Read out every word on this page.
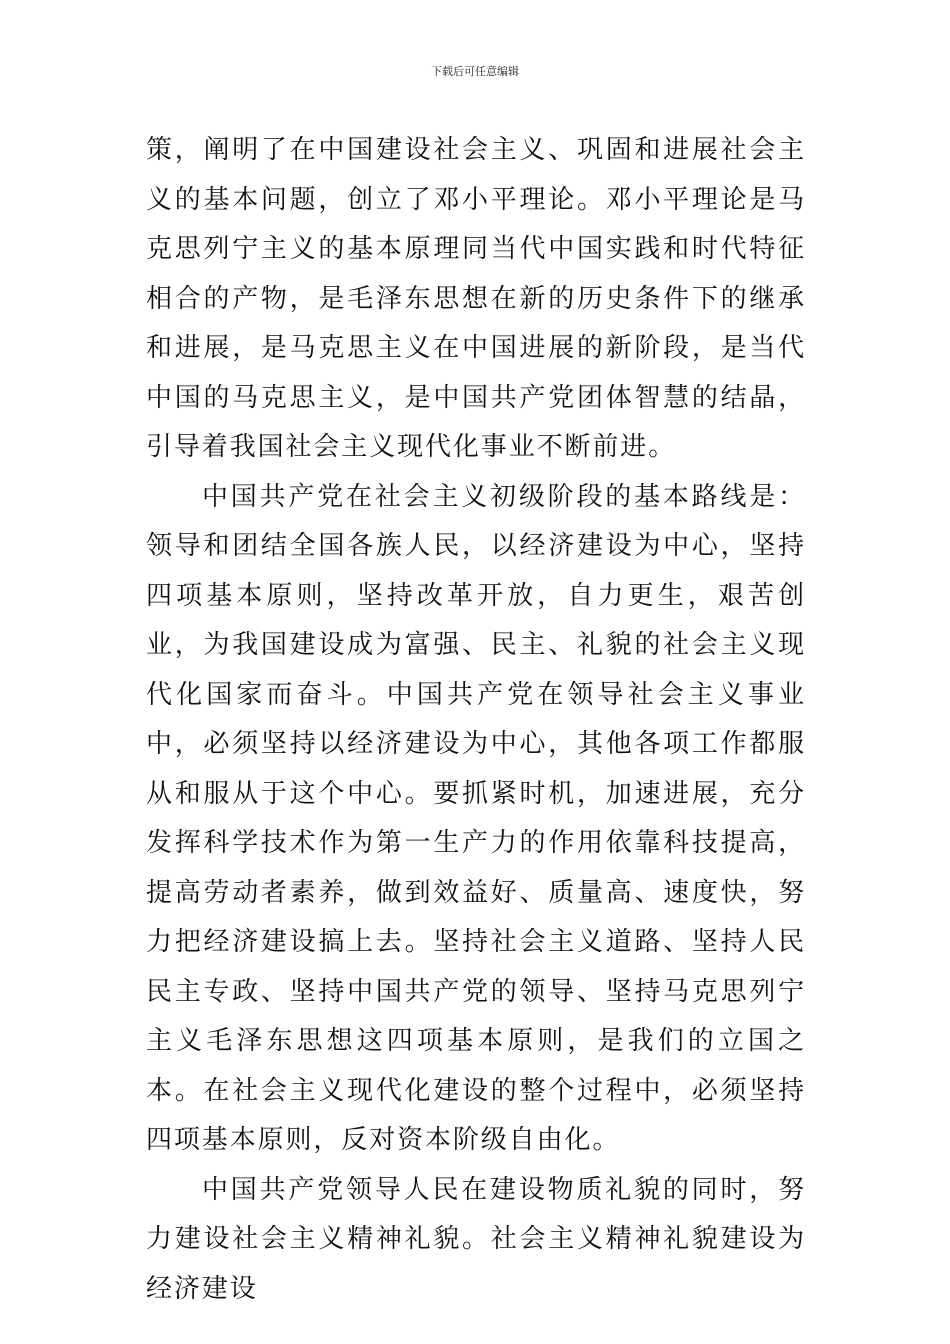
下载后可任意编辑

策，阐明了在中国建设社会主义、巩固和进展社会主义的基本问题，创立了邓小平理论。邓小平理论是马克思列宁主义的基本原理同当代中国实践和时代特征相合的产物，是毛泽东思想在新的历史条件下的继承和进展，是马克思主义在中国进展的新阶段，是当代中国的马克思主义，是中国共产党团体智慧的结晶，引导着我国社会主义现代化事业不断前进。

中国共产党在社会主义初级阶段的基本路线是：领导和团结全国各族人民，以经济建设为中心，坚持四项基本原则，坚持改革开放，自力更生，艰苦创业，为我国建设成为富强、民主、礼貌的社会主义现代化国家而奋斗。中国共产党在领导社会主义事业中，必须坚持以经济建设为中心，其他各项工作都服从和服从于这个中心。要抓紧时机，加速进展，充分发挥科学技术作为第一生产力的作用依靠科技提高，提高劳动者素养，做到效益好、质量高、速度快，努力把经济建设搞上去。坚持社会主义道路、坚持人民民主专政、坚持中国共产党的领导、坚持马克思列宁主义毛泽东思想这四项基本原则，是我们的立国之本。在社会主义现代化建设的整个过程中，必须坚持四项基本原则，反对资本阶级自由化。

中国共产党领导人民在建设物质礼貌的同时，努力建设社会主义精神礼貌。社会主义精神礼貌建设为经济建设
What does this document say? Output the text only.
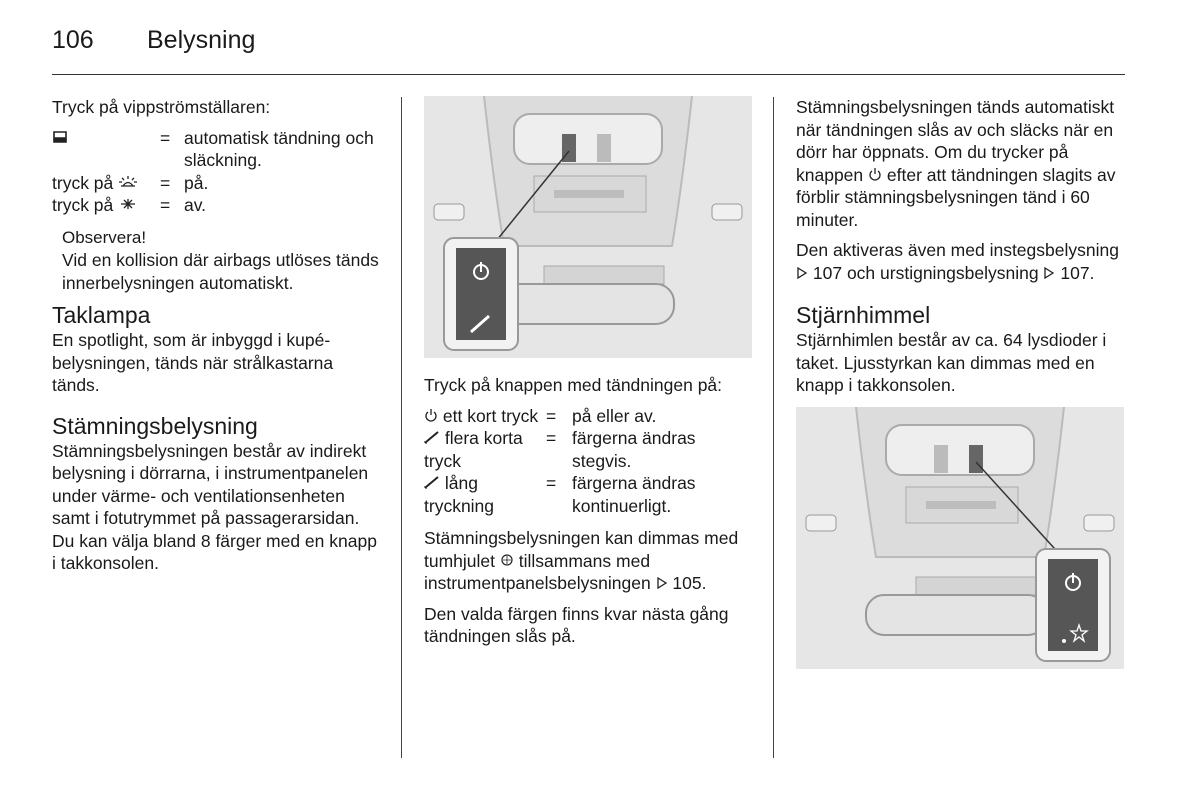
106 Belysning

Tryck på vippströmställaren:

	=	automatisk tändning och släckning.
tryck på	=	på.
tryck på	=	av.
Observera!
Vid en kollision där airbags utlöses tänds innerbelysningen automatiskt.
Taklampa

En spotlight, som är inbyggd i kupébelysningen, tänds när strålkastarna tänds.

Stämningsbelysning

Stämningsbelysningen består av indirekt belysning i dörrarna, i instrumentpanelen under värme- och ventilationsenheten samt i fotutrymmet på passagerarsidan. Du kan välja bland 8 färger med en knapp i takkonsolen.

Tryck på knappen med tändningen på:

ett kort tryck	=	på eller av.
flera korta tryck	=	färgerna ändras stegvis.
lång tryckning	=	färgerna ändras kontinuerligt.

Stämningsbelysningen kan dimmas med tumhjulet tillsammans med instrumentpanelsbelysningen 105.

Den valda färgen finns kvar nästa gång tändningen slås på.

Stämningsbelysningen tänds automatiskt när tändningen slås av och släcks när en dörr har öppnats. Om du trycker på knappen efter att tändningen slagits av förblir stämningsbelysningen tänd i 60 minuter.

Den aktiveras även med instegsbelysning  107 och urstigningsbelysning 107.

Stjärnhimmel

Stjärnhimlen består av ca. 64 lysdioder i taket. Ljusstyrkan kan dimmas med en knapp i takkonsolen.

---

To do ->
Copy each line from the data above that includes "tänds".

The reply ->
Vid en kollision där airbags utlöses tänds innerbelysningen automatiskt.
En spotlight, som är inbyggd i kupébelysningen, tänds när strålkastarna tänds.
Stämningsbelysningen tänds automatiskt när tändningen slås av och släcks när en dörr har öppnats. Om du trycker på knappen efter att tändningen slagits av förblir stämningsbelysningen tänd i 60 minuter.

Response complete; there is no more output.